• [Set problem]: Where a line contains the word "Surface", copy that line in full.

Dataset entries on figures
==========

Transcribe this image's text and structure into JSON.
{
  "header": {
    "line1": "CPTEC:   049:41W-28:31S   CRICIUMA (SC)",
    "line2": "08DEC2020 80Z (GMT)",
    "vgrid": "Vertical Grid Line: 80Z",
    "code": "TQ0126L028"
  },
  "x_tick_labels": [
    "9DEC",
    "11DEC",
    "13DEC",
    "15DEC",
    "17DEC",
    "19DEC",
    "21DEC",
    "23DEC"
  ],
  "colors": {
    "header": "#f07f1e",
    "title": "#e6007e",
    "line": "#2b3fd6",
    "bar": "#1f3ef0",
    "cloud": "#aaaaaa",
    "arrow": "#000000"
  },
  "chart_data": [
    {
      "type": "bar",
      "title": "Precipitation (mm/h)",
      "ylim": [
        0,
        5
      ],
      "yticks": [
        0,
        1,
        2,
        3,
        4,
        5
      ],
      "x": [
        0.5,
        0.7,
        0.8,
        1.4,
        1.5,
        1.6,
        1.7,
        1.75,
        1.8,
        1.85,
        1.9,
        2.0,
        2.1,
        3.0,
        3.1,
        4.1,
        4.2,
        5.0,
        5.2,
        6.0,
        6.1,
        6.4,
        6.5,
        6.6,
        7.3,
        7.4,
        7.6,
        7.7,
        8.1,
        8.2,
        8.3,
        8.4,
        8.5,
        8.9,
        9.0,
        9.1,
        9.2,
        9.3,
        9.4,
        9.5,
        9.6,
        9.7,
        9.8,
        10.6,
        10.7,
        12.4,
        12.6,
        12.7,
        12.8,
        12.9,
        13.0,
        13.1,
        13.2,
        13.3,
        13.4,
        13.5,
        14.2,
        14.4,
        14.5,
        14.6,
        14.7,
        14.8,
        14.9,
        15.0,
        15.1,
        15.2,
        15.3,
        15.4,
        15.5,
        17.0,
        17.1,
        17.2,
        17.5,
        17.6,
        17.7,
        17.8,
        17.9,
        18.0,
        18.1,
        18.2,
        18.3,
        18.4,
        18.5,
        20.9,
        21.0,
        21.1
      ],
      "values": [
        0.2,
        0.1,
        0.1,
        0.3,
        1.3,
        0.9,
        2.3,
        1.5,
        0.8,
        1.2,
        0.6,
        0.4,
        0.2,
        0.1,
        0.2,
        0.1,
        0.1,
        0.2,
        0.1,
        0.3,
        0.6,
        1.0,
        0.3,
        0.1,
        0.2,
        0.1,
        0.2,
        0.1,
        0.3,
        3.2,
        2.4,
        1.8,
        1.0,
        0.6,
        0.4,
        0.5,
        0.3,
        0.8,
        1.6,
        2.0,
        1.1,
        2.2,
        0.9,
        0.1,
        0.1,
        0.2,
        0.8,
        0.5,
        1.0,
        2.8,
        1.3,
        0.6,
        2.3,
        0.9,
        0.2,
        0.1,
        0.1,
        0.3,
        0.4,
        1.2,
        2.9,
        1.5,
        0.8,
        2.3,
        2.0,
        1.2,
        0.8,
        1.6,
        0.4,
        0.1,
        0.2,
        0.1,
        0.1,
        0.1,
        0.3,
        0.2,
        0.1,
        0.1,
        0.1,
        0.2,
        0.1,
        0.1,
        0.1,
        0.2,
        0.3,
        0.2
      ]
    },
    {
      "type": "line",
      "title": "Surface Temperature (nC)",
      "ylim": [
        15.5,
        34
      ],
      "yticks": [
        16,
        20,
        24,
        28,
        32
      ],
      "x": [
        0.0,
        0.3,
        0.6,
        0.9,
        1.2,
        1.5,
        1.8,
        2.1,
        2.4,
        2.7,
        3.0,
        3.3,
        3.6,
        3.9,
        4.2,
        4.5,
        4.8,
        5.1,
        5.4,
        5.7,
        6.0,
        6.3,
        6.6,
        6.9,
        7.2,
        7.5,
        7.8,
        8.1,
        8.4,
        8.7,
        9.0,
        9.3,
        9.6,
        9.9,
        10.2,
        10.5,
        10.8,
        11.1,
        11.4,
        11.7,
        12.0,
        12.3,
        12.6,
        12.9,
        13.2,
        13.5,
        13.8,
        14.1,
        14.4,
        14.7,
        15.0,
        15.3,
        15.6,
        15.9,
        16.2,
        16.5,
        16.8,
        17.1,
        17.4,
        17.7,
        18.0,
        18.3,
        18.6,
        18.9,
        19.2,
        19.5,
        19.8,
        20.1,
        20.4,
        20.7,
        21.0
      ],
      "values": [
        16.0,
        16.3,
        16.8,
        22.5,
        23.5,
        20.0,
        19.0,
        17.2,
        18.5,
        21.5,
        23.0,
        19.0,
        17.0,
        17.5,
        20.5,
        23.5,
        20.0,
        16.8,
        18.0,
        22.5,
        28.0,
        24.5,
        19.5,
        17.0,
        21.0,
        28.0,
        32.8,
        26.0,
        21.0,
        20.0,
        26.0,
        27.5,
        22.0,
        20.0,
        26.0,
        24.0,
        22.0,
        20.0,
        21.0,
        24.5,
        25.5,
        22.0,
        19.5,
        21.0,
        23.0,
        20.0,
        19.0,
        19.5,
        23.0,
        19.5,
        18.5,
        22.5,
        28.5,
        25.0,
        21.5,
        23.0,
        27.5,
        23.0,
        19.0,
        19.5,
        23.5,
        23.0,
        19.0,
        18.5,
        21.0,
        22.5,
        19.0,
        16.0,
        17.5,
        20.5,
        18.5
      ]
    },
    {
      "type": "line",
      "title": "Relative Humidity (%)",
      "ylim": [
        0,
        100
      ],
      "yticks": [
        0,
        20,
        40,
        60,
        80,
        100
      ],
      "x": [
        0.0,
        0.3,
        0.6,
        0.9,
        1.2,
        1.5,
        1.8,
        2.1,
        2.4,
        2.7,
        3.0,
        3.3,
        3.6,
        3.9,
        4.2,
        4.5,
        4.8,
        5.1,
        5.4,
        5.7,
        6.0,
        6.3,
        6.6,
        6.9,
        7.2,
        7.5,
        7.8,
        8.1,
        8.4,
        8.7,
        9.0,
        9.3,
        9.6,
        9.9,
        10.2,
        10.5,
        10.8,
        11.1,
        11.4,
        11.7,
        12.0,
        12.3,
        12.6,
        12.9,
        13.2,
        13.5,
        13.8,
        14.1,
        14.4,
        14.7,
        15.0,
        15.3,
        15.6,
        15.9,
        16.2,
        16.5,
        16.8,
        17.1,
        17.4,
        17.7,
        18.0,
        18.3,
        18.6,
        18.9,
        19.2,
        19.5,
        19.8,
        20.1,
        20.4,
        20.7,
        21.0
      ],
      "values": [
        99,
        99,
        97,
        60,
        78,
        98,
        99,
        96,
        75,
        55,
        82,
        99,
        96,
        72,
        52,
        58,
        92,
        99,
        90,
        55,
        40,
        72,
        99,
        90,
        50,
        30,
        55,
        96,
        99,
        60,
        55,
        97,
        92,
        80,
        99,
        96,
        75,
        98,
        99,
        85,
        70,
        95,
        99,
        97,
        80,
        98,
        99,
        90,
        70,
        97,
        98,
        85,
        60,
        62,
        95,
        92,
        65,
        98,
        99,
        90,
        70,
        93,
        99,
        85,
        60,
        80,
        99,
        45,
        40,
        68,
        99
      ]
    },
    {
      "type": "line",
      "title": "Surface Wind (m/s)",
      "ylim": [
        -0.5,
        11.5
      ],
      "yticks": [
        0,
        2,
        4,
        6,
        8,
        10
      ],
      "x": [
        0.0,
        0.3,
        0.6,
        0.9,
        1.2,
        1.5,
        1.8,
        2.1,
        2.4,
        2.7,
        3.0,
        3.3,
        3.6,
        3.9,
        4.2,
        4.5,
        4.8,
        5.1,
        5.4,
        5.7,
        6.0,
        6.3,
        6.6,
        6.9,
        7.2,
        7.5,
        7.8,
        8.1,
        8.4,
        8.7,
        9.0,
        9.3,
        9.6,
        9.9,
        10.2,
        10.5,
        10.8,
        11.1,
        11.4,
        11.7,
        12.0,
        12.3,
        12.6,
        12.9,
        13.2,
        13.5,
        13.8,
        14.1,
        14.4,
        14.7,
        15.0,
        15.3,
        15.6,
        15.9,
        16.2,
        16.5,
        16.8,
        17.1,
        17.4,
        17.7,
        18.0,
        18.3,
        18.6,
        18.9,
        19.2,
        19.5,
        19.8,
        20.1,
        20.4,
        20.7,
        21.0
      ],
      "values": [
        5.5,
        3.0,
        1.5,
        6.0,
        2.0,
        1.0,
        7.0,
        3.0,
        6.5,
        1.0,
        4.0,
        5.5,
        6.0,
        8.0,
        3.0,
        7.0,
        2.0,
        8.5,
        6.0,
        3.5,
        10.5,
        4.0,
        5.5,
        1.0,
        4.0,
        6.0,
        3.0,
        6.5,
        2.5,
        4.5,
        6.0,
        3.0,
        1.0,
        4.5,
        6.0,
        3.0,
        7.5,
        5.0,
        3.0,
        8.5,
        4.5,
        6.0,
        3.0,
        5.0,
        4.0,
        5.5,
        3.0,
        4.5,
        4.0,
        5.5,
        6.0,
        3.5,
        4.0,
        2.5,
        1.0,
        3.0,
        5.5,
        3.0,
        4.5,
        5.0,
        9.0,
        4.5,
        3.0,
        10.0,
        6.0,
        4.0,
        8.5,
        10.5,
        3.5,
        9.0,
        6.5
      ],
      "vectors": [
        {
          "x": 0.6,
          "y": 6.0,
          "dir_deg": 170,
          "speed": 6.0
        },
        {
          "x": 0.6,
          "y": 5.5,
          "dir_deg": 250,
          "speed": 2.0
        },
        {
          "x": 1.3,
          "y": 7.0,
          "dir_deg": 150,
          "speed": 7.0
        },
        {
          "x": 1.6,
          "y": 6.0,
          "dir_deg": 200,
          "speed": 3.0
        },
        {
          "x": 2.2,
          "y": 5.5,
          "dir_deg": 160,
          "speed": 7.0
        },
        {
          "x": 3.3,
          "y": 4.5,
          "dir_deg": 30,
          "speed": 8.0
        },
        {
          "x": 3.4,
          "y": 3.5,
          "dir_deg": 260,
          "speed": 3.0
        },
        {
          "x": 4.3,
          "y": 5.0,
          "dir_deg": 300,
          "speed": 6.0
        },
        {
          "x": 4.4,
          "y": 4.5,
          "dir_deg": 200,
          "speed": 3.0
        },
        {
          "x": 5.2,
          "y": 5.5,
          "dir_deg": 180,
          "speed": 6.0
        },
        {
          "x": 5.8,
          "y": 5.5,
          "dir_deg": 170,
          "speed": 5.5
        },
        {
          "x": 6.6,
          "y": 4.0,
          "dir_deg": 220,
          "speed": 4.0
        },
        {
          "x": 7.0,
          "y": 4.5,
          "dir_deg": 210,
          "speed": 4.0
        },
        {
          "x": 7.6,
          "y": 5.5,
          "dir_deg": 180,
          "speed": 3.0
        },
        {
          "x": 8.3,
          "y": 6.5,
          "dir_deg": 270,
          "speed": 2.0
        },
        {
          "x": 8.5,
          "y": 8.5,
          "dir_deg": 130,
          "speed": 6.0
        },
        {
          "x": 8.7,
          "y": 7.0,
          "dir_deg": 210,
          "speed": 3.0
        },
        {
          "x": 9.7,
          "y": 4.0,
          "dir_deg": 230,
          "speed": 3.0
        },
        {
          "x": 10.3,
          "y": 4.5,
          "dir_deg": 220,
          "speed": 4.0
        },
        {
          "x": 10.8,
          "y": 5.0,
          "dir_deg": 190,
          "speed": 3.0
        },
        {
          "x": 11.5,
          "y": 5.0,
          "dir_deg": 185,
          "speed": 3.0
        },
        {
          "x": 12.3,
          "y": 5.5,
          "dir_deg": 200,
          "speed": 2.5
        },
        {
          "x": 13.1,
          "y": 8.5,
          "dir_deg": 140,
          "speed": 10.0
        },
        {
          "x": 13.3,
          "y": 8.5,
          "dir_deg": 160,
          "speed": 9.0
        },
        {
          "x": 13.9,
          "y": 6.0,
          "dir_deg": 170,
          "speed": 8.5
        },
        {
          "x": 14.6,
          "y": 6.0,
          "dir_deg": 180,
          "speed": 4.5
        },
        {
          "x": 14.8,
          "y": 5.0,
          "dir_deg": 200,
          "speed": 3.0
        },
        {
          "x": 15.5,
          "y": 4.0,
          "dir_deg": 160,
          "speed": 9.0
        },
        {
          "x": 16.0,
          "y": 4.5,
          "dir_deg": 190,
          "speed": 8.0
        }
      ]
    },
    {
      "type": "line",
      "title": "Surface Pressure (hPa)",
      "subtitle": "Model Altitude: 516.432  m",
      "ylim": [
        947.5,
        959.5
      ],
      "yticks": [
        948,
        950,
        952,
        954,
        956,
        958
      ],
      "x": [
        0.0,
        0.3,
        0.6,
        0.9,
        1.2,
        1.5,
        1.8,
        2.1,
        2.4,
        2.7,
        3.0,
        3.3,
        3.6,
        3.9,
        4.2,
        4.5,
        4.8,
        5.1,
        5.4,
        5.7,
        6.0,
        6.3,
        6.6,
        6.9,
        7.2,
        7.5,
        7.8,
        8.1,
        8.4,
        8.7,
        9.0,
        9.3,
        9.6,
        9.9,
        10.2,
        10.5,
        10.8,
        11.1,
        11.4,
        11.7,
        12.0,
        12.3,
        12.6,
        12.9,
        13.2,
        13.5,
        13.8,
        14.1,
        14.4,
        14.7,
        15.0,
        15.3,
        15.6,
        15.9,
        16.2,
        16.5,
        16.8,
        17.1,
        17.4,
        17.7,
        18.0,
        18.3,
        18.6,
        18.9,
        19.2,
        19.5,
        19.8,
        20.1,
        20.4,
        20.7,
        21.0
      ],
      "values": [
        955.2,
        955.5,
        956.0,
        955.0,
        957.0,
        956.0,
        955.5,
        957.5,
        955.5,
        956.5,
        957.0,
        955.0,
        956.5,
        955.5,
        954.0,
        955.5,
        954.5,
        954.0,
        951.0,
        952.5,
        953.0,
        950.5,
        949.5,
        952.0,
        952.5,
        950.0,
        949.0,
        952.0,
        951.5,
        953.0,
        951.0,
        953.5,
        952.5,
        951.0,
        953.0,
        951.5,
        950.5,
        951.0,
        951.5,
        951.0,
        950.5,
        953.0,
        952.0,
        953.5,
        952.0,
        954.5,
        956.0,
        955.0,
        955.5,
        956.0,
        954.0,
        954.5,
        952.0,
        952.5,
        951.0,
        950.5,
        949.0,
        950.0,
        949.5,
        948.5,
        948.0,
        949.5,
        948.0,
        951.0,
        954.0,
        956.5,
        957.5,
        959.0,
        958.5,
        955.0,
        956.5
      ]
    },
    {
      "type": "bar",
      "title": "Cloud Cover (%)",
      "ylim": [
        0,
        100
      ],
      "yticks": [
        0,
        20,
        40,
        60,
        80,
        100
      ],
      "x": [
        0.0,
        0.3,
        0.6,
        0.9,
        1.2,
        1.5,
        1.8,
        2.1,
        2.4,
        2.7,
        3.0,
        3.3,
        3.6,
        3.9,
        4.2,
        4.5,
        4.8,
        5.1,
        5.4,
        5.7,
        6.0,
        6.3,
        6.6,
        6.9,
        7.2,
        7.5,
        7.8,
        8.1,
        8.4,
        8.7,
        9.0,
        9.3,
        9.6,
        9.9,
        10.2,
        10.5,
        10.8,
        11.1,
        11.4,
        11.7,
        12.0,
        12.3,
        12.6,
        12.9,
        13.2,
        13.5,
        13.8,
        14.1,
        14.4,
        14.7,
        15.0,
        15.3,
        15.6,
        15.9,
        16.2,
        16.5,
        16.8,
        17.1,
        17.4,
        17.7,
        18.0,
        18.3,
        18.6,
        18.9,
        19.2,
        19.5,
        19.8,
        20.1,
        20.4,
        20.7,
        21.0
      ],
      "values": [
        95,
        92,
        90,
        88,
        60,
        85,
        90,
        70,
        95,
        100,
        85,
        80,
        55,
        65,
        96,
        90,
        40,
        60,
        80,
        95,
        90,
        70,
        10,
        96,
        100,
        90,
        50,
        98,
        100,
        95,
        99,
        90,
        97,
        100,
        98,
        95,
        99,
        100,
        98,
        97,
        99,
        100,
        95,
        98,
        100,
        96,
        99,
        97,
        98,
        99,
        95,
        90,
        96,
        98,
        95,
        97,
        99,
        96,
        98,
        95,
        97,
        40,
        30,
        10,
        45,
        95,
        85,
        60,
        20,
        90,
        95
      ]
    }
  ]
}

==========

• [Reply]:
      "title": "Surface Temperature (nC)",
      "title": "Surface Wind (m/s)",
      "title": "Surface Pressure (hPa)",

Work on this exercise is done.